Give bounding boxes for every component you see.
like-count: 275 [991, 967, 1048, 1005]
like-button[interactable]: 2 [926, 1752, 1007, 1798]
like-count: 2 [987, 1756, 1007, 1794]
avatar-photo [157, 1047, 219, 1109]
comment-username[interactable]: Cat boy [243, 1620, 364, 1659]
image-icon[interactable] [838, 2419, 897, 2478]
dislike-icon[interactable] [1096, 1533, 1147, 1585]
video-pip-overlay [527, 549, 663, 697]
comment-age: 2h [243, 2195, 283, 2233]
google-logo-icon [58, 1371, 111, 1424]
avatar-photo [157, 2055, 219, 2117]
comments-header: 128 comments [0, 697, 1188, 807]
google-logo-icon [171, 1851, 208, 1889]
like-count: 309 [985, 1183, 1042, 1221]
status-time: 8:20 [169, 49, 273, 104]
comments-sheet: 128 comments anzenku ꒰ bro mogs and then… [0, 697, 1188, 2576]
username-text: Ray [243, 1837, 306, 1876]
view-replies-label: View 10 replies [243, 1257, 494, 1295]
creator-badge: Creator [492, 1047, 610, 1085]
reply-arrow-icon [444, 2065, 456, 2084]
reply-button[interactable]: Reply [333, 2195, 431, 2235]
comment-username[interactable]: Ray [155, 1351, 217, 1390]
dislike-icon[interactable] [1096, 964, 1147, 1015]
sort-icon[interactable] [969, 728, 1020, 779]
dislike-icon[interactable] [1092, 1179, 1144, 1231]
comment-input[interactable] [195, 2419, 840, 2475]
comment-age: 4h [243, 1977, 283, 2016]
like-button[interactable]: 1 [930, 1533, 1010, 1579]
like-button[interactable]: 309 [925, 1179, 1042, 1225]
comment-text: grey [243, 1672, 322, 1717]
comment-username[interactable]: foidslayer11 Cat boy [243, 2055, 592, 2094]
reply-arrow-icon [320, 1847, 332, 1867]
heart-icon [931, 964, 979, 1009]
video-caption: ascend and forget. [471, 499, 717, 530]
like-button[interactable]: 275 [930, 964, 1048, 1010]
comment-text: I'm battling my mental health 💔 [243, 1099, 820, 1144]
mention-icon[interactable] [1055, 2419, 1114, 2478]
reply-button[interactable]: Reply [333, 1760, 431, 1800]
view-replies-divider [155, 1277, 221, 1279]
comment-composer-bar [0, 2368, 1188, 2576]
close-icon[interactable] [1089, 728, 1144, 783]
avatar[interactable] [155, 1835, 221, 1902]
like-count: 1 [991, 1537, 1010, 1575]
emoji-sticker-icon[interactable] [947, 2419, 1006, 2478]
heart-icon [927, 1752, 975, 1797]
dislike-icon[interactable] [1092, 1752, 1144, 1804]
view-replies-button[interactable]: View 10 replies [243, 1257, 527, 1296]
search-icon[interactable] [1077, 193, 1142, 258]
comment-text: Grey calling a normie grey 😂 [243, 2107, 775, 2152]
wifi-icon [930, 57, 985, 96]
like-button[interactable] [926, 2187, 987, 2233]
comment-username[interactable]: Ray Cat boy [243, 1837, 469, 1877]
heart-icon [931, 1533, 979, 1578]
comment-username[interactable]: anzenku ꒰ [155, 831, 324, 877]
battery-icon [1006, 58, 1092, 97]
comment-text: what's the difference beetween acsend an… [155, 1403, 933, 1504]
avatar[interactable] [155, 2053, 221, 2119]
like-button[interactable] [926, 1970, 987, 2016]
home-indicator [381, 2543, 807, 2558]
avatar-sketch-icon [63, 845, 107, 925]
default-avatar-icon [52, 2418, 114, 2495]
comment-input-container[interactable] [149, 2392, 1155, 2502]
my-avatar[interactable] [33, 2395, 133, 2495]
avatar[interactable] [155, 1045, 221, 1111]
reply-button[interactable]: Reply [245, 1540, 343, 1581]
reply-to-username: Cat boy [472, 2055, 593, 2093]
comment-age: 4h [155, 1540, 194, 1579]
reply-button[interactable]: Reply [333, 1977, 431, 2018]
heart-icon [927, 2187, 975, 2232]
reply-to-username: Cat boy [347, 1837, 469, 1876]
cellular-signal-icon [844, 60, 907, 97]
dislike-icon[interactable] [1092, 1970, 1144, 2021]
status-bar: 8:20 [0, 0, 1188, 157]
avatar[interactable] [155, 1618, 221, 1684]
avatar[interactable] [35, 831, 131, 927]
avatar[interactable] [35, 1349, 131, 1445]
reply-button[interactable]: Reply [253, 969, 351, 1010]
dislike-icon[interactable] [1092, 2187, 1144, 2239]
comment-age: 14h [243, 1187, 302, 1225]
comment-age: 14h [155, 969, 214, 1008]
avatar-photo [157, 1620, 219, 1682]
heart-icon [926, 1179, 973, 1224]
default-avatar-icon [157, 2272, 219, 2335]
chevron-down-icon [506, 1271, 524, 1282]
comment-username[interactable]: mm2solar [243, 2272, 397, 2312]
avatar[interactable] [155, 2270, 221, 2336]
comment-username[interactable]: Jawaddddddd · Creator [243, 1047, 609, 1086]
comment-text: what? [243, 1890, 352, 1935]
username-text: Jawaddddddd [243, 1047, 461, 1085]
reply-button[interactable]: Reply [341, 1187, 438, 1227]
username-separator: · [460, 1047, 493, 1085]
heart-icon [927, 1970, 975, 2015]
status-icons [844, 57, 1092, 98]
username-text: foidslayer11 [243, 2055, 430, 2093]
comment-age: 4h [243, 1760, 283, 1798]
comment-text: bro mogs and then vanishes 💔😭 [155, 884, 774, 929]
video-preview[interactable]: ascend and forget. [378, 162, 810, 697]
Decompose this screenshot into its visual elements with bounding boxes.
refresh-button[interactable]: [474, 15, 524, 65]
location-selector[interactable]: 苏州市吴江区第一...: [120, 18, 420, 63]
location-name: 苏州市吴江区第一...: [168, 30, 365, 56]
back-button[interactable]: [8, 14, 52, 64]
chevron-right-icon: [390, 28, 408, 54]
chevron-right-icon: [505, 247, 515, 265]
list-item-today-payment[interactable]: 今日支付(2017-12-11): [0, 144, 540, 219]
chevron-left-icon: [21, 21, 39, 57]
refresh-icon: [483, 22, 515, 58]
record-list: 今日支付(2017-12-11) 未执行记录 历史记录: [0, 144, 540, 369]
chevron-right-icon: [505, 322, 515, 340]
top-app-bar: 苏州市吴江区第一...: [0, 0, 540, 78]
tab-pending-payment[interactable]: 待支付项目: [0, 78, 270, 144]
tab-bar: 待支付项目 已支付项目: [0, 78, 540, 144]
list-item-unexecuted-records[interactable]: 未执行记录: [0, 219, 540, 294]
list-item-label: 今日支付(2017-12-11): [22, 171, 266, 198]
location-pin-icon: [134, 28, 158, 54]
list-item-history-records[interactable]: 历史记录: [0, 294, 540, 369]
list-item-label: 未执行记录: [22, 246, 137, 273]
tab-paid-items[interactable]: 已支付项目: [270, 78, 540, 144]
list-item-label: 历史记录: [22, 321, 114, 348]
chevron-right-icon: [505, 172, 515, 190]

__WHAT IS ASKED__
Copy every one of the rows above line for line, keeping each character as it appears.

__THE COMPLETED TASK__
Give bounding boxes for every component you see.
like-count: 275 [991, 967, 1048, 1005]
like-button[interactable]: 2 [926, 1752, 1007, 1798]
like-count: 2 [987, 1756, 1007, 1794]
avatar-photo [157, 1047, 219, 1109]
comment-username[interactable]: Cat boy [243, 1620, 364, 1659]
image-icon[interactable] [838, 2419, 897, 2478]
dislike-icon[interactable] [1096, 1533, 1147, 1585]
video-pip-overlay [527, 549, 663, 697]
comment-age: 2h [243, 2195, 283, 2233]
google-logo-icon [58, 1371, 111, 1424]
avatar-photo [157, 2055, 219, 2117]
comments-header: 128 comments [0, 697, 1188, 807]
google-logo-icon [171, 1851, 208, 1889]
like-count: 309 [985, 1183, 1042, 1221]
status-time: 8:20 [169, 49, 273, 104]
comments-sheet: 128 comments anzenku ꒰ bro mogs and then… [0, 697, 1188, 2576]
username-text: Ray [243, 1837, 306, 1876]
view-replies-label: View 10 replies [243, 1257, 494, 1295]
creator-badge: Creator [492, 1047, 610, 1085]
reply-arrow-icon [444, 2065, 456, 2084]
reply-button[interactable]: Reply [333, 2195, 431, 2235]
comment-username[interactable]: Ray [155, 1351, 217, 1390]
dislike-icon[interactable] [1096, 964, 1147, 1015]
sort-icon[interactable] [969, 728, 1020, 779]
dislike-icon[interactable] [1092, 1179, 1144, 1231]
comment-input[interactable] [195, 2419, 840, 2475]
comment-age: 4h [243, 1977, 283, 2016]
like-button[interactable]: 1 [930, 1533, 1010, 1579]
like-button[interactable]: 309 [925, 1179, 1042, 1225]
comment-text: grey [243, 1672, 322, 1717]
comment-username[interactable]: foidslayer11 Cat boy [243, 2055, 592, 2094]
reply-arrow-icon [320, 1847, 332, 1867]
heart-icon [931, 964, 979, 1009]
video-caption: ascend and forget. [471, 499, 717, 530]
like-button[interactable]: 275 [930, 964, 1048, 1010]
comment-text: I'm battling my mental health 💔 [243, 1099, 820, 1144]
mention-icon[interactable] [1055, 2419, 1114, 2478]
reply-button[interactable]: Reply [333, 1760, 431, 1800]
view-replies-divider [155, 1277, 221, 1279]
comment-composer-bar [0, 2368, 1188, 2576]
close-icon[interactable] [1089, 728, 1144, 783]
avatar[interactable] [155, 1835, 221, 1902]
like-count: 1 [991, 1537, 1010, 1575]
emoji-sticker-icon[interactable] [947, 2419, 1006, 2478]
heart-icon [927, 1752, 975, 1797]
dislike-icon[interactable] [1092, 1752, 1144, 1804]
view-replies-button[interactable]: View 10 replies [243, 1257, 527, 1296]
search-icon[interactable] [1077, 193, 1142, 258]
comment-text: Grey calling a normie grey 😂 [243, 2107, 775, 2152]
wifi-icon [930, 57, 985, 96]
like-button[interactable] [926, 2187, 987, 2233]
comment-username[interactable]: Ray Cat boy [243, 1837, 469, 1877]
heart-icon [931, 1533, 979, 1578]
comment-username[interactable]: anzenku ꒰ [155, 831, 324, 877]
battery-icon [1006, 58, 1092, 97]
comment-text: what's the difference beetween acsend an… [155, 1403, 933, 1504]
avatar[interactable] [155, 2053, 221, 2119]
like-button[interactable] [926, 1970, 987, 2016]
home-indicator [381, 2543, 807, 2558]
avatar-sketch-icon [63, 845, 107, 925]
default-avatar-icon [52, 2418, 114, 2495]
comment-input-container[interactable] [149, 2392, 1155, 2502]
my-avatar[interactable] [33, 2395, 133, 2495]
avatar[interactable] [155, 1045, 221, 1111]
reply-button[interactable]: Reply [245, 1540, 343, 1581]
reply-to-username: Cat boy [472, 2055, 593, 2093]
comment-age: 4h [155, 1540, 194, 1579]
reply-button[interactable]: Reply [333, 1977, 431, 2018]
heart-icon [927, 2187, 975, 2232]
reply-to-username: Cat boy [347, 1837, 469, 1876]
cellular-signal-icon [844, 60, 907, 97]
dislike-icon[interactable] [1092, 1970, 1144, 2021]
status-bar: 8:20 [0, 0, 1188, 157]
avatar[interactable] [155, 1618, 221, 1684]
avatar[interactable] [35, 831, 131, 927]
avatar[interactable] [35, 1349, 131, 1445]
reply-button[interactable]: Reply [253, 969, 351, 1010]
dislike-icon[interactable] [1092, 2187, 1144, 2239]
comment-age: 14h [243, 1187, 302, 1225]
comment-age: 14h [155, 969, 214, 1008]
avatar-photo [157, 1620, 219, 1682]
heart-icon [926, 1179, 973, 1224]
default-avatar-icon [157, 2272, 219, 2335]
chevron-down-icon [506, 1271, 524, 1282]
comment-username[interactable]: mm2solar [243, 2272, 397, 2312]
avatar[interactable] [155, 2270, 221, 2336]
comment-username[interactable]: Jawaddddddd · Creator [243, 1047, 609, 1086]
comment-text: what? [243, 1890, 352, 1935]
username-text: Jawaddddddd [243, 1047, 461, 1085]
reply-button[interactable]: Reply [341, 1187, 438, 1227]
username-separator: · [460, 1047, 493, 1085]
heart-icon [927, 1970, 975, 2015]
status-icons [844, 57, 1092, 98]
username-text: foidslayer11 [243, 2055, 430, 2093]
comment-age: 4h [243, 1760, 283, 1798]
comment-text: bro mogs and then vanishes 💔😭 [155, 884, 774, 929]
video-preview[interactable]: ascend and forget. [378, 162, 810, 697]
Decompose this screenshot into its visual elements with bounding boxes.
refresh-button[interactable]: [474, 15, 524, 65]
location-selector[interactable]: 苏州市吴江区第一...: [120, 18, 420, 63]
location-name: 苏州市吴江区第一...: [168, 30, 365, 56]
back-button[interactable]: [8, 14, 52, 64]
chevron-right-icon: [390, 28, 408, 54]
chevron-right-icon: [505, 247, 515, 265]
list-item-today-payment[interactable]: 今日支付(2017-12-11): [0, 144, 540, 219]
chevron-left-icon: [21, 21, 39, 57]
refresh-icon: [483, 22, 515, 58]
record-list: 今日支付(2017-12-11) 未执行记录 历史记录: [0, 144, 540, 369]
chevron-right-icon: [505, 322, 515, 340]
top-app-bar: 苏州市吴江区第一...: [0, 0, 540, 78]
tab-pending-payment[interactable]: 待支付项目: [0, 78, 270, 144]
tab-bar: 待支付项目 已支付项目: [0, 78, 540, 144]
list-item-unexecuted-records[interactable]: 未执行记录: [0, 219, 540, 294]
list-item-label: 今日支付(2017-12-11): [22, 171, 266, 198]
location-pin-icon: [134, 28, 158, 54]
list-item-history-records[interactable]: 历史记录: [0, 294, 540, 369]
list-item-label: 未执行记录: [22, 246, 137, 273]
tab-paid-items[interactable]: 已支付项目: [270, 78, 540, 144]
list-item-label: 历史记录: [22, 321, 114, 348]
chevron-right-icon: [505, 172, 515, 190]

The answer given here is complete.